6. We find, on perusal of the comprehensive judgment of the Tribunal that it has dealt with all the submissions and pleas, which are sought to be re-agitated before us. The Tribunal while giving the chequered history of the litigation, has noted that these applicants were seeking amendment of the notification dated 30.9.2000 by which Rule 37-A was added in the CCS (Pension) Rules. Three OAs, OA No. 796/2002 titled TES Association v. Union of India and Ors. OA No. 1321/2002 titled R. Ramachandran v. Union of India and OA No. 797/2002 titled Joint Action Committee of MTNL Officers v. Union of India were filed for similar relief and for grant of benefit of Rule 37-A of CCS (Pension) Rules to the Officers absorbed in MTNL. When OA No. 1321/2002 was decided by the Tribunal on 23.4.2003, the challenge to the constitutional validity of Sub-Rule 21 and 22 was given up. Benefit of Rule 37-A was made applicable to the applicants, who were absorbed after 30.9.2000 and the other OAs were decided in terms of the orders passed in OA No. 1321/2002. The Tribunal has rightly noted that MTNL had been incorporated as far back as on 1.4.1986 and Officers, who were working in the erstwhile Delhi Telecoms, were transferred to MTNL on deemed deputation and the process of permanent absorption was started. On account of litigation, the process could not be completed and in 2003, options were invited from Officers working in Group B service for absorption in MTNL w.e.f. 1.10.2000. The terms and conditions of absorption were duly made known to all. The applicants were at liberty to opt for MTNL or BSNL or not to exercise the option. The Officers had opted for one or the other organization and they could not seek amendment to the terms and conditions of absorption. MTNL having been incorporated 14 years back, along with number of PSUs and Central autonomous Bodies, constituted a uniform class, while BSNL whose employees had all-India liability for transfer and was constituted only on 1.10.2000, was to be governed by different set of instructions.

• • • •

Prompt 1
List every Original Application (OA) named in the judgment excerpt, giving each one's number and title.

[Items from a data source]
• • • •

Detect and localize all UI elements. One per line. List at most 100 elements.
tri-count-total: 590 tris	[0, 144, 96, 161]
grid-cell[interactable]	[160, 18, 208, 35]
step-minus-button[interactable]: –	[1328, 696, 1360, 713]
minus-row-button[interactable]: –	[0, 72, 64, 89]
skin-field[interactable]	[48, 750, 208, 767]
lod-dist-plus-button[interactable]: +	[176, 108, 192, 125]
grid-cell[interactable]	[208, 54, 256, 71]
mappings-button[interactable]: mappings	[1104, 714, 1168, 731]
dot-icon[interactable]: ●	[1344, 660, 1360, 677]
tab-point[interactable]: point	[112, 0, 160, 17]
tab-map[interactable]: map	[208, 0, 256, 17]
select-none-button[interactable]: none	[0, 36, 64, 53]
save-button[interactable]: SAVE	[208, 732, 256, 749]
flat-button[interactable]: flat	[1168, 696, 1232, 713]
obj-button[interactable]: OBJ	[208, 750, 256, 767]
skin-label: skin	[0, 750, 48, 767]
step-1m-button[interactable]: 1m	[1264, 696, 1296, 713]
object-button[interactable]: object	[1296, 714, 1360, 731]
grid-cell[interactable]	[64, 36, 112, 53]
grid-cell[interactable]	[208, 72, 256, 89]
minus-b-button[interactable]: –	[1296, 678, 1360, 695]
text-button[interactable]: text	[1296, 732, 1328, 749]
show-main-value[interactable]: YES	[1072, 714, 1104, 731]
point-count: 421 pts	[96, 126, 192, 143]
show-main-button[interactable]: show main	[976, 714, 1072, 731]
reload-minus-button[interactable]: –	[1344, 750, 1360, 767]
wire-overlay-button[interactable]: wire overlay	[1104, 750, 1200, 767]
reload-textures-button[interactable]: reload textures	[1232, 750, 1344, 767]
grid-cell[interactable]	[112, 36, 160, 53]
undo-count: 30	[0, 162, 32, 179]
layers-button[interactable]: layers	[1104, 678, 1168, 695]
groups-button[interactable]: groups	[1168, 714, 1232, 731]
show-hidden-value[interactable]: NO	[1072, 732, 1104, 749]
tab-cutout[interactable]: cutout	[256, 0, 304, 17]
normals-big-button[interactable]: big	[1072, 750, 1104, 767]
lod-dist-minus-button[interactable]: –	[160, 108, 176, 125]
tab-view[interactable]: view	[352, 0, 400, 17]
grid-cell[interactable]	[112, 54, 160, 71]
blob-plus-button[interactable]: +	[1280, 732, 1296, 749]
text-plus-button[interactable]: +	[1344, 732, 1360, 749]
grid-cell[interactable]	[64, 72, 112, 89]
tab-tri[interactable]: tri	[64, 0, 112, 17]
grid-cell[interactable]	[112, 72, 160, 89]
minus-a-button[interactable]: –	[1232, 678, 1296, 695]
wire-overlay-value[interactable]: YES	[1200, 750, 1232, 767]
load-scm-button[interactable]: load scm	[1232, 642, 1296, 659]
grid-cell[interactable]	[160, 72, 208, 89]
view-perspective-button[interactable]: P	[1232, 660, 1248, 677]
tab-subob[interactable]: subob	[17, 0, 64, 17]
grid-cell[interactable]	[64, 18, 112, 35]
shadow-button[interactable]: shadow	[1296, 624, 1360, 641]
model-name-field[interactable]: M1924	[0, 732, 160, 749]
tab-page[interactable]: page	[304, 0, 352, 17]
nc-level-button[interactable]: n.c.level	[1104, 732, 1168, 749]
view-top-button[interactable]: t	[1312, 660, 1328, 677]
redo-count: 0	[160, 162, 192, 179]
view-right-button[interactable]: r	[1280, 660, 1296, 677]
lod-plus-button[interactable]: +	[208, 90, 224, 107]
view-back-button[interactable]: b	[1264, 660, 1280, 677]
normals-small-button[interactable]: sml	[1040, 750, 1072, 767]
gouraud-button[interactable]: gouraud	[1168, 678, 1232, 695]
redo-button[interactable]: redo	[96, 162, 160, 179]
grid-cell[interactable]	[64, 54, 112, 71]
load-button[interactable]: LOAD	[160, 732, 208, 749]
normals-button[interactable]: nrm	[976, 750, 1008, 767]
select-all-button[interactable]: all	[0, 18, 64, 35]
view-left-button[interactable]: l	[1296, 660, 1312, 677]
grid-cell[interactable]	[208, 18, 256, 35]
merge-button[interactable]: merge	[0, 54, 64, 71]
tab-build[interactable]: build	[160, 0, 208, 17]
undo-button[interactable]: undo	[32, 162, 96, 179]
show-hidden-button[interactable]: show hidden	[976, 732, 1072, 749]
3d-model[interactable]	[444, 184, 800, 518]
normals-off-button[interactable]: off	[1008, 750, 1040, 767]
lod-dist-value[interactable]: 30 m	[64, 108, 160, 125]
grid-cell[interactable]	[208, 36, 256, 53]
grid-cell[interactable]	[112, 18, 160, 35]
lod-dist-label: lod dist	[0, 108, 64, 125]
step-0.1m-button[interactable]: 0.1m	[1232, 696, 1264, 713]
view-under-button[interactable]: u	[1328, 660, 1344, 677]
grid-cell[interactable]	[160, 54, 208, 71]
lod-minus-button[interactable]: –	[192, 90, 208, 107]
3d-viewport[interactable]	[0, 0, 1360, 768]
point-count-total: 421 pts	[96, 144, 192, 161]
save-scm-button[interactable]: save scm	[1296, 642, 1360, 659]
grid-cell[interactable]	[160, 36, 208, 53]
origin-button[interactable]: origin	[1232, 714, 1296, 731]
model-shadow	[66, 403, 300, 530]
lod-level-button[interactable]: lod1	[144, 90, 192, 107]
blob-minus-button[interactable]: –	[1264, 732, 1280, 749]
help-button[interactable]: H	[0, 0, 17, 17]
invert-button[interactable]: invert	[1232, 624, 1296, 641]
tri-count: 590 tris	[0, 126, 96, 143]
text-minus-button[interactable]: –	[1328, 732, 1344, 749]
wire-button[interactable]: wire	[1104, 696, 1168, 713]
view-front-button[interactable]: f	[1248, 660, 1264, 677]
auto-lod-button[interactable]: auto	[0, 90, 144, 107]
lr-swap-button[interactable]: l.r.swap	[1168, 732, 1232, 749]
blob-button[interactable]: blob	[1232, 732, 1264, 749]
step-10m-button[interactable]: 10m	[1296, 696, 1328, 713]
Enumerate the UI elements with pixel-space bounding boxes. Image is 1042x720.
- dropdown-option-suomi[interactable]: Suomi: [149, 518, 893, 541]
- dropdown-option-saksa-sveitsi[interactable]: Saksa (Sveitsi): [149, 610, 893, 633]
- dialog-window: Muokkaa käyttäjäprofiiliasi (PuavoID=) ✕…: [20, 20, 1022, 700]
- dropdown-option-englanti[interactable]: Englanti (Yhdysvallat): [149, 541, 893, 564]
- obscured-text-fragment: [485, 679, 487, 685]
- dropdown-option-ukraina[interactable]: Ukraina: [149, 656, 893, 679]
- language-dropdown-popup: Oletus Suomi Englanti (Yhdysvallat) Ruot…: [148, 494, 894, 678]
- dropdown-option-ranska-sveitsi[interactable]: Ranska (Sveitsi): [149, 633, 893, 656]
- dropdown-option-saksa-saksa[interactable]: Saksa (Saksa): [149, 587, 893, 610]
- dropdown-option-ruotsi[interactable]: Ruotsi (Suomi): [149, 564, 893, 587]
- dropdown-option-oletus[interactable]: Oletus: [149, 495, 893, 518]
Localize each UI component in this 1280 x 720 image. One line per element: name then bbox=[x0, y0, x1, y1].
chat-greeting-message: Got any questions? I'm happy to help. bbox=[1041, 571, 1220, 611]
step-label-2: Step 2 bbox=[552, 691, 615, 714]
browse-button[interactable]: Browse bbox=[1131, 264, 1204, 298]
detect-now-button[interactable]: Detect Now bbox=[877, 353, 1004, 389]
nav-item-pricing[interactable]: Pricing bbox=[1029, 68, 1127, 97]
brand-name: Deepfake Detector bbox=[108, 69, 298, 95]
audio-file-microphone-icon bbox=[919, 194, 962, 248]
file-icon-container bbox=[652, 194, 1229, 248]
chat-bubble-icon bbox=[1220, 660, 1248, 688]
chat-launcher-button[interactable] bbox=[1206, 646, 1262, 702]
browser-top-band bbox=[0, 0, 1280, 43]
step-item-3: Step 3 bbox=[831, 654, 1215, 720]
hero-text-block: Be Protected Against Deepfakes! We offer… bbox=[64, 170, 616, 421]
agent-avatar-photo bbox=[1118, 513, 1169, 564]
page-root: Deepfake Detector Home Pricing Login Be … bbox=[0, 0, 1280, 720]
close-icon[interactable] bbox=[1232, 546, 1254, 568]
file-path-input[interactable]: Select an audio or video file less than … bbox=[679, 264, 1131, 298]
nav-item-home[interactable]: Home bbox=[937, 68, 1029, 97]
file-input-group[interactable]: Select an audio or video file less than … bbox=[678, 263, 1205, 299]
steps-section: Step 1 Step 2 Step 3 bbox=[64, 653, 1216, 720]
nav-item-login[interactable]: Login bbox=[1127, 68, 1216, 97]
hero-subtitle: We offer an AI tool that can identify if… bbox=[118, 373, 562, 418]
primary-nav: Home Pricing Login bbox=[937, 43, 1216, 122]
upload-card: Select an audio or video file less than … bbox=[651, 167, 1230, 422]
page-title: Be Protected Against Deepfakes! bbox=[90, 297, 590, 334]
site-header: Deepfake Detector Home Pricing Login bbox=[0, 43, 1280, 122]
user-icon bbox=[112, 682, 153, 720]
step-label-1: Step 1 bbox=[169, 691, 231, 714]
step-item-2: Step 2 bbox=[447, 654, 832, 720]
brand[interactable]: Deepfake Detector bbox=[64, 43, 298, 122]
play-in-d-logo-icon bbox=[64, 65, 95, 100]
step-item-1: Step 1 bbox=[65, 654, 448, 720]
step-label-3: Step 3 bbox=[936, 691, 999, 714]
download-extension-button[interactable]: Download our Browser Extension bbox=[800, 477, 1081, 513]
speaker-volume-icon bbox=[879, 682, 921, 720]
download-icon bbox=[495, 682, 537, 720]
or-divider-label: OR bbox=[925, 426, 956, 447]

• • • •

Prompt 2
Quote the rows verbatim, beginning with the first row and ending after the row that contains "732, 1328, 749]".

Correct answer 1
OA No. 796/2002, TES Association v. Union of India and Ors.
OA No. 1321/2002, R. Ramachandran v. Union of India
OA No. 797/2002, Joint Action Committee of MTNL Officers v. Union of India

Correct answer 2
Detect and localize all UI elements. One per line. List at most 100 elements.
tri-count-total: 590 tris	[0, 144, 96, 161]
grid-cell[interactable]	[160, 18, 208, 35]
step-minus-button[interactable]: –	[1328, 696, 1360, 713]
minus-row-button[interactable]: –	[0, 72, 64, 89]
skin-field[interactable]	[48, 750, 208, 767]
lod-dist-plus-button[interactable]: +	[176, 108, 192, 125]
grid-cell[interactable]	[208, 54, 256, 71]
mappings-button[interactable]: mappings	[1104, 714, 1168, 731]
dot-icon[interactable]: ●	[1344, 660, 1360, 677]
tab-point[interactable]: point	[112, 0, 160, 17]
tab-map[interactable]: map	[208, 0, 256, 17]
select-none-button[interactable]: none	[0, 36, 64, 53]
save-button[interactable]: SAVE	[208, 732, 256, 749]
flat-button[interactable]: flat	[1168, 696, 1232, 713]
obj-button[interactable]: OBJ	[208, 750, 256, 767]
skin-label: skin	[0, 750, 48, 767]
step-1m-button[interactable]: 1m	[1264, 696, 1296, 713]
object-button[interactable]: object	[1296, 714, 1360, 731]
grid-cell[interactable]	[64, 36, 112, 53]
grid-cell[interactable]	[208, 72, 256, 89]
minus-b-button[interactable]: –	[1296, 678, 1360, 695]
text-button[interactable]: text	[1296, 732, 1328, 749]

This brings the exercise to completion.